Find each line containing the string "Estimation". Copy it.

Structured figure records
-- Start --
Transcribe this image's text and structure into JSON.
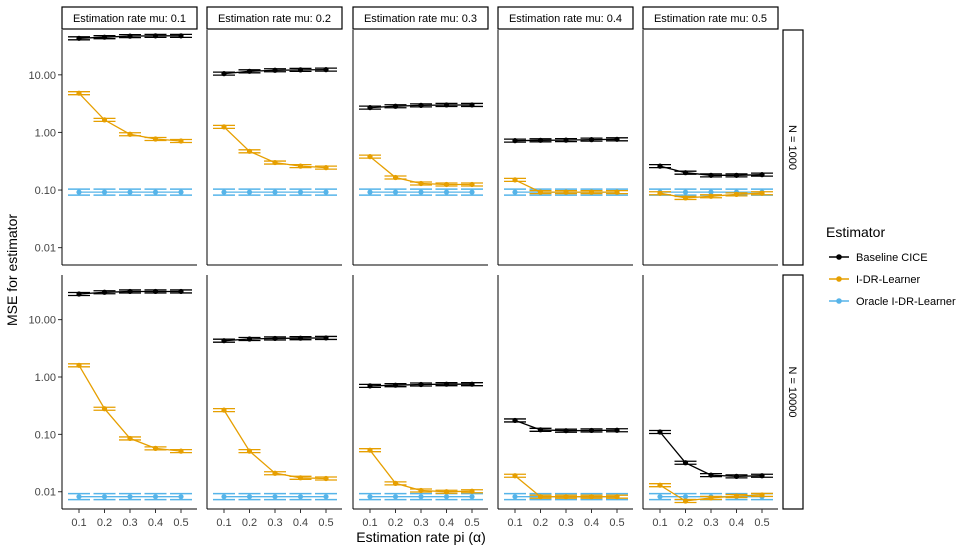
{
  "chart_data": {
    "type": "line",
    "title": "",
    "xlabel": "Estimation rate pi (α)",
    "ylabel": "MSE for estimator",
    "y_scale": "log10",
    "ylim": [
      0.005,
      60
    ],
    "y_ticks": [
      0.01,
      0.1,
      1,
      10
    ],
    "y_tick_labels": [
      "0.01",
      "0.10",
      "1.00",
      "10.00"
    ],
    "x": [
      0.1,
      0.2,
      0.3,
      0.4,
      0.5
    ],
    "x_tick_labels": [
      "0.1",
      "0.2",
      "0.3",
      "0.4",
      "0.5"
    ],
    "grid": false,
    "legend_position": "right",
    "legend_title": "Estimator",
    "column_labels": [
      "Estimation rate mu: 0.1",
      "Estimation rate mu: 0.2",
      "Estimation rate mu: 0.3",
      "Estimation rate mu: 0.4",
      "Estimation rate mu: 0.5"
    ],
    "row_labels": [
      "N = 1000",
      "N = 10000"
    ],
    "series": [
      {
        "name": "Baseline CICE",
        "color": "#000000"
      },
      {
        "name": "I-DR-Learner",
        "color": "#E69F00"
      },
      {
        "name": "Oracle I-DR-Learner",
        "color": "#56B4E9"
      }
    ],
    "panels": [
      [
        {
          "values": [
            [
              43,
              45,
              47,
              47.5,
              47.5
            ],
            [
              4.8,
              1.65,
              0.93,
              0.77,
              0.71
            ],
            [
              0.092,
              0.092,
              0.092,
              0.092,
              0.092
            ]
          ]
        },
        {
          "values": [
            [
              10.5,
              11.5,
              12,
              12.2,
              12.3
            ],
            [
              1.25,
              0.47,
              0.3,
              0.26,
              0.245
            ],
            [
              0.092,
              0.092,
              0.092,
              0.092,
              0.092
            ]
          ]
        },
        {
          "values": [
            [
              2.7,
              2.85,
              2.95,
              3.0,
              3.0
            ],
            [
              0.38,
              0.165,
              0.13,
              0.125,
              0.125
            ],
            [
              0.092,
              0.092,
              0.092,
              0.092,
              0.092
            ]
          ]
        },
        {
          "values": [
            [
              0.72,
              0.73,
              0.735,
              0.75,
              0.76
            ],
            [
              0.15,
              0.092,
              0.092,
              0.092,
              0.092
            ],
            [
              0.092,
              0.092,
              0.092,
              0.092,
              0.092
            ]
          ]
        },
        {
          "values": [
            [
              0.26,
              0.2,
              0.18,
              0.18,
              0.185
            ],
            [
              0.088,
              0.073,
              0.078,
              0.084,
              0.088
            ],
            [
              0.092,
              0.092,
              0.092,
              0.092,
              0.092
            ]
          ]
        }
      ],
      [
        {
          "values": [
            [
              28,
              30,
              31,
              31,
              31
            ],
            [
              1.6,
              0.28,
              0.085,
              0.057,
              0.051
            ],
            [
              0.0082,
              0.0082,
              0.0082,
              0.0082,
              0.0082
            ]
          ]
        },
        {
          "values": [
            [
              4.3,
              4.6,
              4.7,
              4.75,
              4.8
            ],
            [
              0.265,
              0.051,
              0.021,
              0.0175,
              0.017
            ],
            [
              0.0082,
              0.0082,
              0.0082,
              0.0082,
              0.0082
            ]
          ]
        },
        {
          "values": [
            [
              0.7,
              0.72,
              0.74,
              0.75,
              0.75
            ],
            [
              0.053,
              0.014,
              0.0105,
              0.01,
              0.0102
            ],
            [
              0.0082,
              0.0082,
              0.0082,
              0.0082,
              0.0082
            ]
          ]
        },
        {
          "values": [
            [
              0.175,
              0.12,
              0.116,
              0.117,
              0.118
            ],
            [
              0.019,
              0.0082,
              0.0082,
              0.0082,
              0.0082
            ],
            [
              0.0082,
              0.0082,
              0.0082,
              0.0082,
              0.0082
            ]
          ]
        },
        {
          "values": [
            [
              0.11,
              0.032,
              0.0195,
              0.0185,
              0.019
            ],
            [
              0.013,
              0.0069,
              0.0078,
              0.0084,
              0.0088
            ],
            [
              0.0082,
              0.0082,
              0.0082,
              0.0082,
              0.0082
            ]
          ]
        }
      ]
    ]
  }
}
-- End --
■ Answer to this problem
    "xlabel": "Estimation rate pi (α)",
      "Estimation rate mu: 0.1",
      "Estimation rate mu: 0.2",
      "Estimation rate mu: 0.3",
      "Estimation rate mu: 0.4",
      "Estimation rate mu: 0.5"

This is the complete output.